▶ **Dataset content**:
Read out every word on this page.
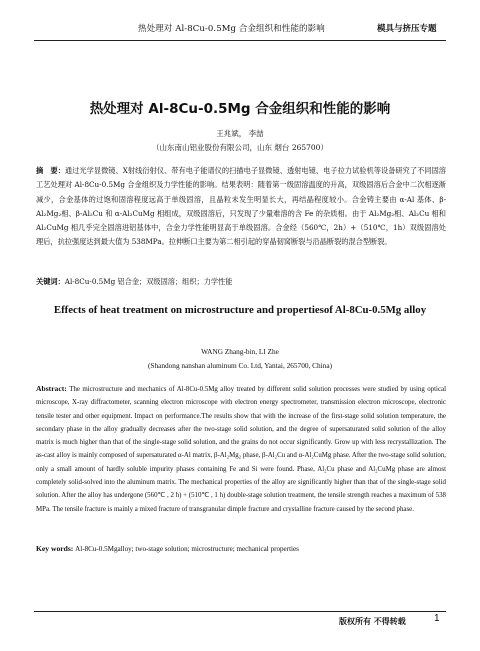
热处理对 Al-8Cu-0.5Mg 合金组织和性能的影响	模具与挤压专题
热处理对 Al-8Cu-0.5Mg 合金组织和性能的影响
王兆斌， 李喆
（山东南山铝业股份有限公司，山东 烟台 265700）
摘　要：通过光学显微镜、X射线衍射仪、带有电子能谱仪的扫描电子显微镜、透射电镜、电子拉力试验机等设备研究了不同固溶工艺处理对 Al-8Cu-0.5Mg 合金组织及力学性能的影响。结果表明：随着第一级固溶温度的升高，双级固溶后合金中二次相逐渐减少，合金基体的过饱和固溶程度远高于单级固溶，且晶粒未发生明显长大，再结晶程度较小。合金铸主要由 α-Al 基体、β-Al₂Mg₂相、β-Al₂Cu 和 α-Al₂CuMg 相组成，双级固溶后，只发现了少量难溶的含 Fe 的杂质相。由于 Al₂Mg₂相、Al₂Cu 相和 Al₂CuMg 相几乎完全固溶进铝基体中，合金力学性能明显高于单级固溶。合金经（560℃，2h）+（510℃，1h）双级固溶处理后，抗拉强度达到最大值为 538MPa。拉伸断口主要为第二相引起的穿晶韧窝断裂与沿晶断裂的混合型断裂。
关键词：Al-8Cu-0.5Mg 铝合金；双级固溶；组织；力学性能
Effects of heat treatment on microstructure and propertiesof Al-8Cu-0.5Mg alloy
WANG Zhang-bin, LI Zhe
(Shandong nanshan aluminum Co. Ltd, Yantai, 265700, China)
Abstract: The microstructure and mechanics of Al-8Cu-0.5Mg alloy treated by different solid solution processes were studied by using optical microscope, X-ray diffractometer, scanning electron microscope with electron energy spectrometer, transmission electron microscope, electronic tensile tester and other equipment. Impact on performance.The results show that with the increase of the first-stage solid solution temperature, the secondary phase in the alloy gradually decreases after the two-stage solid solution, and the degree of supersaturated solid solution of the alloy matrix is much higher than that of the single-stage solid solution, and the grains do not occur significantly. Grow up with less recrystallization. The as-cast alloy is mainly composed of supersaturated α-Al matrix, β-Al₂Mg₂ phase, β-Al₂Cu and α-Al₂CuMg phase. After the two-stage solid solution, only a small amount of hardly soluble impurity phases containing Fe and Si were found. Phase, Al₂Cu phase and Al₂CuMg phase are almost completely solid-solved into the aluminum matrix. The mechanical properties of the alloy are significantly higher than that of the single-stage solid solution. After the alloy has undergone (560℃ , 2 h) + (510℃ , 1 h) double-stage solution treatment, the tensile strength reaches a maximum of 538 MPa. The tensile fracture is mainly a mixed fracture of transgranular dimple fracture and crystalline fracture caused by the second phase.
Key words: Al-8Cu-0.5Mgalloy; two-stage solution; microstructure; mechanical properties
版权所有 不得转载	1
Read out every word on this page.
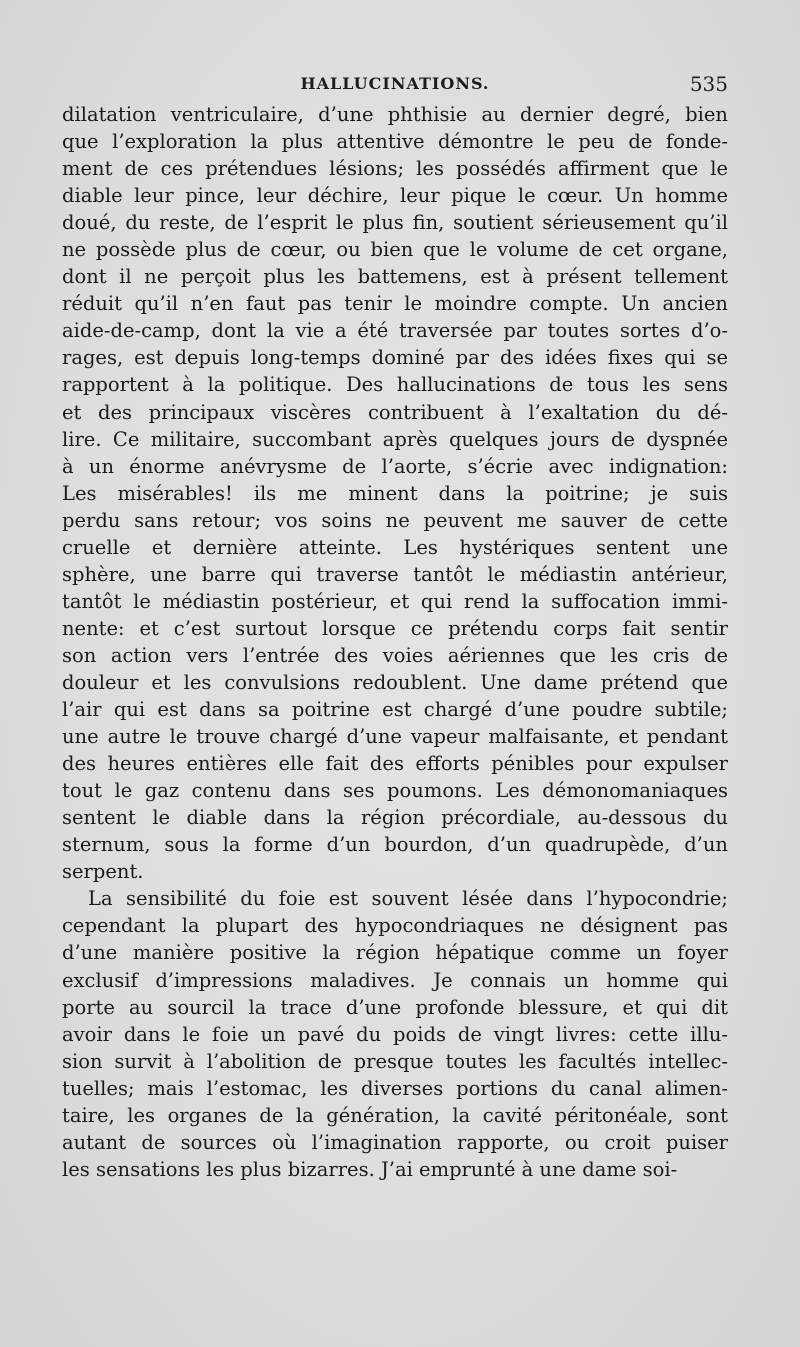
HALLUCINATIONS.	535
dilatation ventriculaire, d’une phthisie au dernier degré, bien
que l’exploration la plus attentive démontre le peu de fonde-
ment de ces prétendues lésions; les possédés affirment que le
diable leur pince, leur déchire, leur pique le cœur. Un homme
doué, du reste, de l’esprit le plus fin, soutient sérieusement qu’il
ne possède plus de cœur, ou bien que le volume de cet organe,
dont il ne perçoit plus les battemens, est à présent tellement
réduit qu’il n’en faut pas tenir le moindre compte. Un ancien
aide-de-camp, dont la vie a été traversée par toutes sortes d’o-
rages, est depuis long-temps dominé par des idées fixes qui se
rapportent à la politique. Des hallucinations de tous les sens
et des principaux viscères contribuent à l’exaltation du dé-
lire. Ce militaire, succombant après quelques jours de dyspnée
à un énorme anévrysme de l’aorte, s’écrie avec indignation:
Les misérables! ils me minent dans la poitrine; je suis
perdu sans retour; vos soins ne peuvent me sauver de cette
cruelle et dernière atteinte. Les hystériques sentent une
sphère, une barre qui traverse tantôt le médiastin antérieur,
tantôt le médiastin postérieur, et qui rend la suffocation immi-
nente: et c’est surtout lorsque ce prétendu corps fait sentir
son action vers l’entrée des voies aériennes que les cris de
douleur et les convulsions redoublent. Une dame prétend que
l’air qui est dans sa poitrine est chargé d’une poudre subtile;
une autre le trouve chargé d’une vapeur malfaisante, et pendant
des heures entières elle fait des efforts pénibles pour expulser
tout le gaz contenu dans ses poumons. Les démonomaniaques
sentent le diable dans la région précordiale, au-dessous du
sternum, sous la forme d’un bourdon, d’un quadrupède, d’un
serpent.
La sensibilité du foie est souvent lésée dans l’hypocondrie;
cependant la plupart des hypocondriaques ne désignent pas
d’une manière positive la région hépatique comme un foyer
exclusif d’impressions maladives. Je connais un homme qui
porte au sourcil la trace d’une profonde blessure, et qui dit
avoir dans le foie un pavé du poids de vingt livres: cette illu-
sion survit à l’abolition de presque toutes les facultés intellec-
tuelles; mais l’estomac, les diverses portions du canal alimen-
taire, les organes de la génération, la cavité péritonéale, sont
autant de sources où l’imagination rapporte, ou croit puiser
les sensations les plus bizarres. J’ai emprunté à une dame soi-
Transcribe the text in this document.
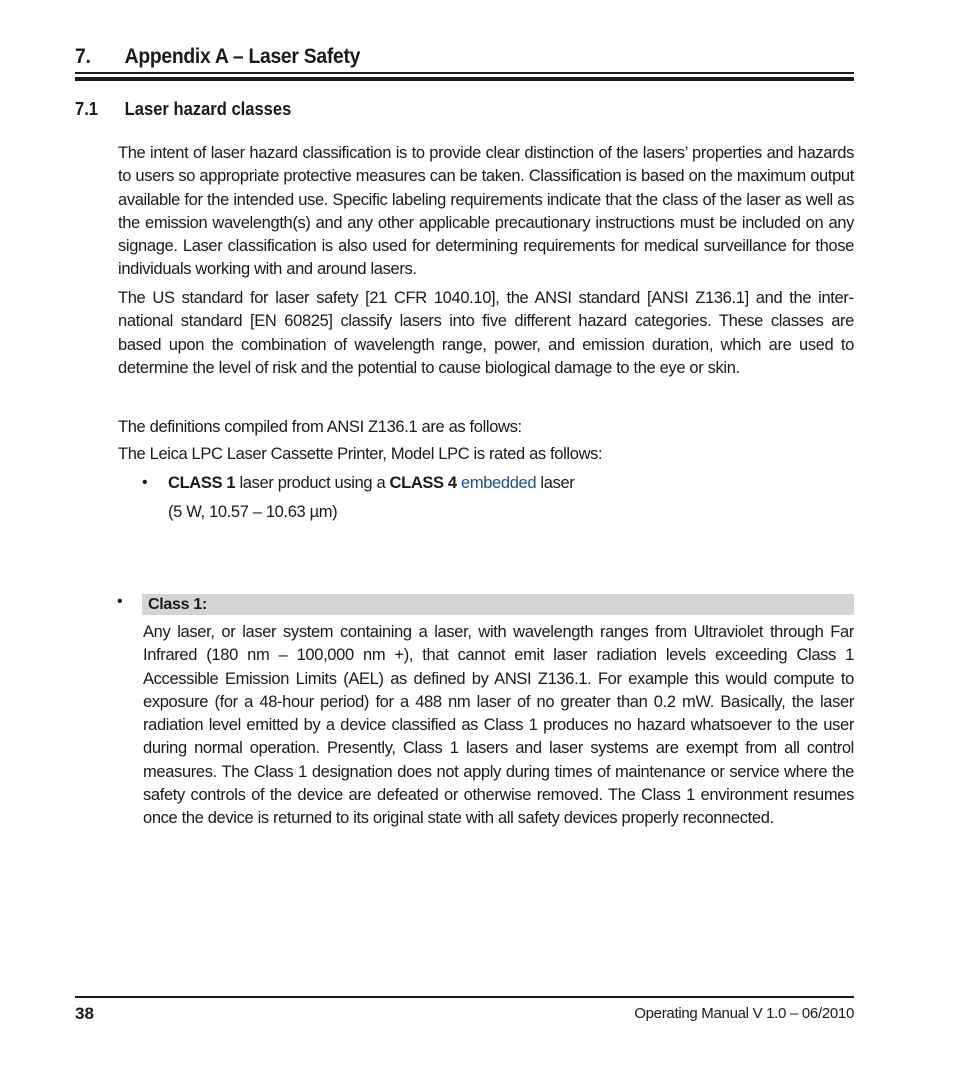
7. Appendix A – Laser Safety
7.1 Laser hazard classes

The intent of laser hazard classification is to provide clear distinction of the lasers’ properties and hazards to users so appropriate protective measures can be taken. Classification is based on the maximum output available for the intended use. Specific labeling requirements indicate that the class of the laser as well as the emission wavelength(s) and any other applicable precautionary instructions must be included on any signage. Laser classification is also used for determining requirements for medical surveillance for those individuals working with and around lasers.

The US standard for laser safety [21 CFR 1040.10], the ANSI standard [ANSI Z136.1] and the international standard [EN 60825] classify lasers into five different hazard categories. These classes are based upon the combination of wavelength range, power, and emission duration, which are used to determine the level of risk and the potential to cause biological damage to the eye or skin.

The definitions compiled from ANSI Z136.1 are as follows:
The Leica LPC Laser Cassette Printer, Model LPC is rated as follows:
• CLASS 1 laser product using a CLASS 4 embedded laser
(5 W, 10.57 – 10.63 µm)
• Class 1:

Any laser, or laser system containing a laser, with wavelength ranges from Ultraviolet through Far Infrared (180 nm – 100,000 nm +), that cannot emit laser radiation levels exceeding Class 1 Accessible Emission Limits (AEL) as defined by ANSI Z136.1. For example this would compute to exposure (for a 48-hour period) for a 488 nm laser of no greater than 0.2 mW. Basically, the laser radiation level emitted by a device classified as Class 1 produces no hazard whatsoever to the user during normal operation. Presently, Class 1 lasers and laser systems are exempt from all control measures. The Class 1 designation does not apply during times of maintenance or service where the safety controls of the device are defeated or otherwise removed. The Class 1 environment resumes once the device is returned to its original state with all safety devices properly reconnected.

38	Operating Manual V 1.0 – 06/2010
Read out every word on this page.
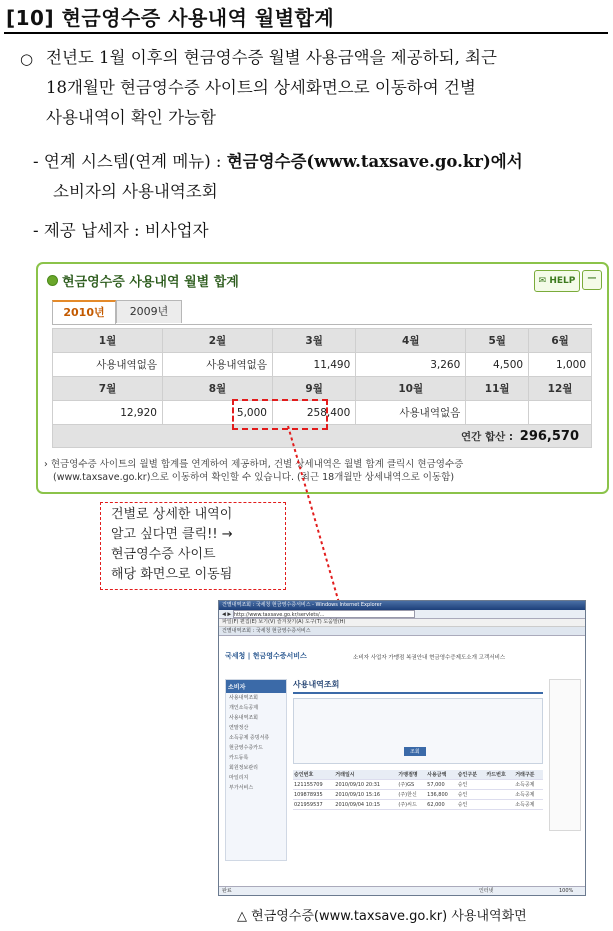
[10] 현금영수증 사용내역 월별합계
○ 전년도 1월 이후의 현금영수증 월별 사용금액을 제공하되, 최근
18개월만 현금영수증 사이트의 상세화면으로 이동하여 건별
사용내역이 확인 가능함
- 연계 시스템(연계 메뉴) : 현금영수증(www.taxsave.go.kr)에서
소비자의 사용내역조회
- 제공 납세자 : 비사업자
현금영수증 사용내역 월별 합계	✉ HELP −
2010년	2009년
1월	2월	3월	4월	5월	6월
사용내역없음	사용내역없음	11,490	3,260	4,500	1,000
7월	8월	9월	10월	11월	12월
12,920	5,000	258,400	사용내역없음		
연간 합산 : 296,570					
› 현금영수증 사이트의 월별 합계를 연계하여 제공하며, 건별 상세내역은 월별 합계 클릭시 현금영수증
(www.taxsave.go.kr)으로 이동하여 확인할 수 있습니다. (최근 18개월만 상세내역으로 이동함)
건별로 상세한 내역이
알고 싶다면 클릭!! →
현금영수증 사이트
해당 화면으로 이동됨
건별내역조회 : 국세청 현금영수증서비스 - Windows Internet Explorer
◀ ▶ http://www.taxsave.go.kr/servlets/...
파일(F) 편집(E) 보기(V) 즐겨찾기(A) 도구(T) 도움말(H)
건별내역조회 : 국세청 현금영수증서비스
국세청 | 현금영수증서비스	소비자 사업자 가맹점 복권안내 현금영수증제도소개 고객서비스
소비자
사용내역조회
개인소득공제
사용내역조회
연말정산
소득공제 증빙서류
현금영수증카드
카드등록
회원정보관리
마일리지
부가서비스
사용내역조회
조회
승인번호	거래일시	가맹점명	사용금액	승인구분	카드번호	거래구분
121155709	2010/09/10 20:31	(주)GS	57,000	승인		소득공제
109878935	2010/09/10 15:16	(주)한신	136,800	승인		소득공제
021959537	2010/09/04 10:15	(주)씨드	62,000	승인		소득공제
완료	인터넷	100%
△ 현금영수증(www.taxsave.go.kr) 사용내역화면
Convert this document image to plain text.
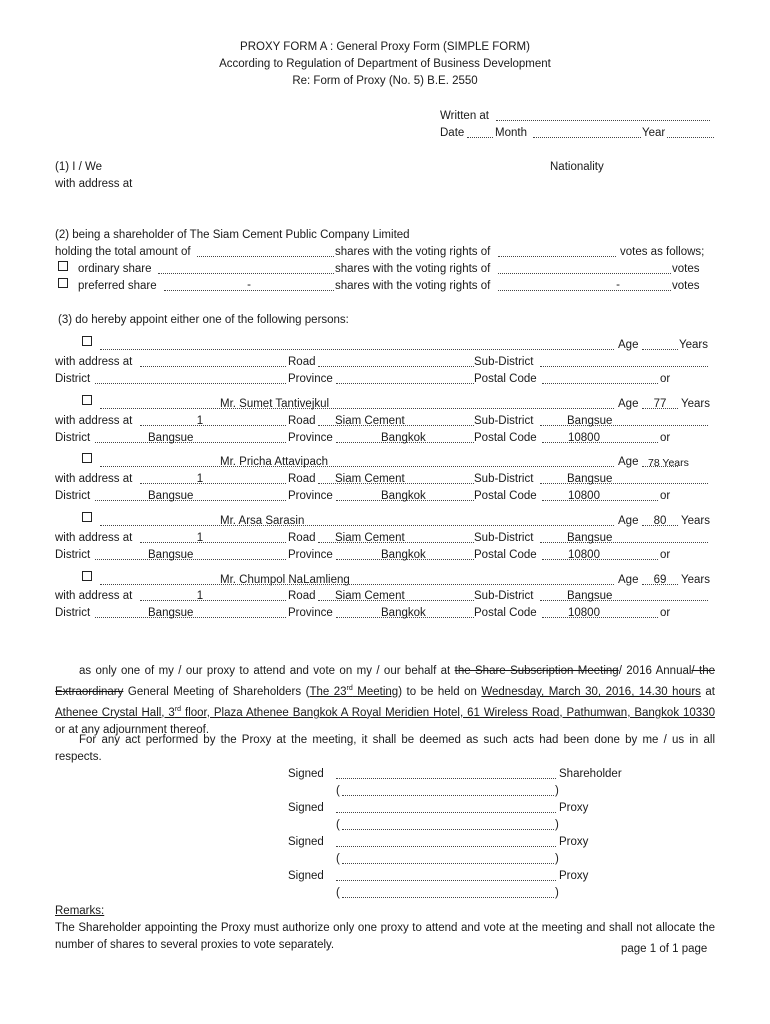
PROXY FORM A : General Proxy Form (SIMPLE FORM)
According to Regulation of Department of Business Development
Re: Form of Proxy (No. 5) B.E. 2550
Written at
Date	Month	Year
(1) I / We	Nationality
with address at
(2) being a shareholder of The Siam Cement Public Company Limited
holding the total amount of	shares with the voting rights of	votes as follows;
ordinary share	shares with the voting rights of	votes
preferred share	-	shares with the voting rights of	-	votes
(3) do hereby appoint either one of the following persons:
Age	Years
with address at	Road	Sub-District
District	Province	Postal Code	or
Mr. Sumet Tantivejkul	Age	77	Years
with address at	1	Road Siam Cement	Sub-District	Bangsue
District	Bangsue	Province	Bangkok	Postal Code	10800	or
Mr. Pricha Attavipach	Age 78 Years
with address at	1	Road Siam Cement	Sub-District	Bangsue
District	Bangsue	Province	Bangkok	Postal Code	10800	or
Mr. Arsa Sarasin	Age	80	Years
with address at	1	Road Siam Cement	Sub-District	Bangsue
District	Bangsue	Province	Bangkok	Postal Code	10800	or
Mr. Chumpol NaLamlieng	Age	69	Years
with address at	1	Road Siam Cement	Sub-District	Bangsue
District	Bangsue	Province	Bangkok	Postal Code	10800	or
as only one of my / our proxy to attend and vote on my / our behalf at the Share Subscription Meeting/ 2016 Annual/ the Extraordinary General Meeting of Shareholders (The 23rd Meeting) to be held on Wednesday, March 30, 2016, 14.30 hours at Athenee Crystal Hall, 3rd floor, Plaza Athenee Bangkok A Royal Meridien Hotel, 61 Wireless Road, Pathumwan, Bangkok 10330 or at any adjournment thereof.
For any act performed by the Proxy at the meeting, it shall be deemed as such acts had been done by me / us in all respects.
Signed	Shareholder
(	)
Signed	Proxy
(	)
Signed	Proxy
(	)
Signed	Proxy
(	)
Remarks:
The Shareholder appointing the Proxy must authorize only one proxy to attend and vote at the meeting and shall not allocate the number of shares to several proxies to vote separately.	page 1 of 1 page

▶ **Instructions to follow**: Find every line in the records above that contains the word "fait", and copy each one.

▶ **Written answer**:
nente: et c’est surtout lorsque ce prétendu corps fait sentir
des heures entières elle fait des efforts pénibles pour expulser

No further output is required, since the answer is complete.